#### EXERCISE INPUT ####
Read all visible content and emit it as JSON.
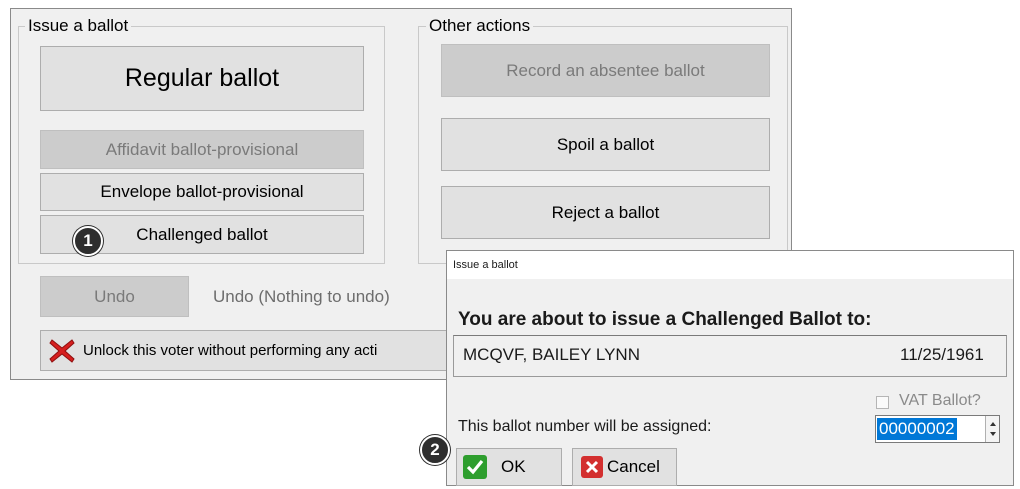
{
  "main_window": {
    "issue_group": {
      "legend": "Issue a ballot",
      "regular_ballot": "Regular ballot",
      "affidavit_ballot": "Affidavit ballot-provisional",
      "envelope_ballot": "Envelope ballot-provisional",
      "challenged_ballot": "Challenged ballot"
    },
    "other_group": {
      "legend": "Other actions",
      "record_absentee": "Record an absentee ballot",
      "spoil_ballot": "Spoil a ballot",
      "reject_ballot": "Reject a ballot"
    },
    "undo_button": "Undo",
    "undo_status": "Undo (Nothing to undo)",
    "unlock_label": "Unlock this voter without performing any acti"
  },
  "dialog": {
    "title": "Issue a ballot",
    "heading": "You are about to issue a Challenged Ballot to:",
    "voter_name": "MCQVF, BAILEY LYNN",
    "voter_dob": "11/25/1961",
    "vat_label": "VAT Ballot?",
    "ballot_number_label": "This ballot number will be assigned:",
    "ballot_number": "00000002",
    "ok_label": "OK",
    "cancel_label": "Cancel"
  },
  "markers": {
    "step1": "1",
    "step2": "2"
  },
  "icons": {
    "unlock": "red-x-icon",
    "ok": "green-check-icon",
    "cancel": "red-x-box-icon",
    "stepper": "stepper-arrows-icon"
  },
  "colors": {
    "selection": "#0078d7",
    "ok_green": "#2e9e2e",
    "cancel_red": "#d32f2f"
  }
}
####
EXERCISE DESCRIPTION
Write out the listing word for word, omitting the pictures it holds.

FINISHED EXERCISE
Read all visible content and emit it as JSON.
{
  "main_window": {
    "issue_group": {
      "legend": "Issue a ballot",
      "regular_ballot": "Regular ballot",
      "affidavit_ballot": "Affidavit ballot-provisional",
      "envelope_ballot": "Envelope ballot-provisional",
      "challenged_ballot": "Challenged ballot"
    },
    "other_group": {
      "legend": "Other actions",
      "record_absentee": "Record an absentee ballot",
      "spoil_ballot": "Spoil a ballot",
      "reject_ballot": "Reject a ballot"
    },
    "undo_button": "Undo",
    "undo_status": "Undo (Nothing to undo)",
    "unlock_label": "Unlock this voter without performing any acti"
  },
  "dialog": {
    "title": "Issue a ballot",
    "heading": "You are about to issue a Challenged Ballot to:",
    "voter_name": "MCQVF, BAILEY LYNN",
    "voter_dob": "11/25/1961",
    "vat_label": "VAT Ballot?",
    "ballot_number_label": "This ballot number will be assigned:",
    "ballot_number": "00000002",
    "ok_label": "OK",
    "cancel_label": "Cancel"
  },
  "markers": {
    "step1": "1",
    "step2": "2"
  },
  "icons": {
    "unlock": "red-x-icon",
    "ok": "green-check-icon",
    "cancel": "red-x-box-icon",
    "stepper": "stepper-arrows-icon"
  },
  "colors": {
    "selection": "#0078d7",
    "ok_green": "#2e9e2e",
    "cancel_red": "#d32f2f"
  }
}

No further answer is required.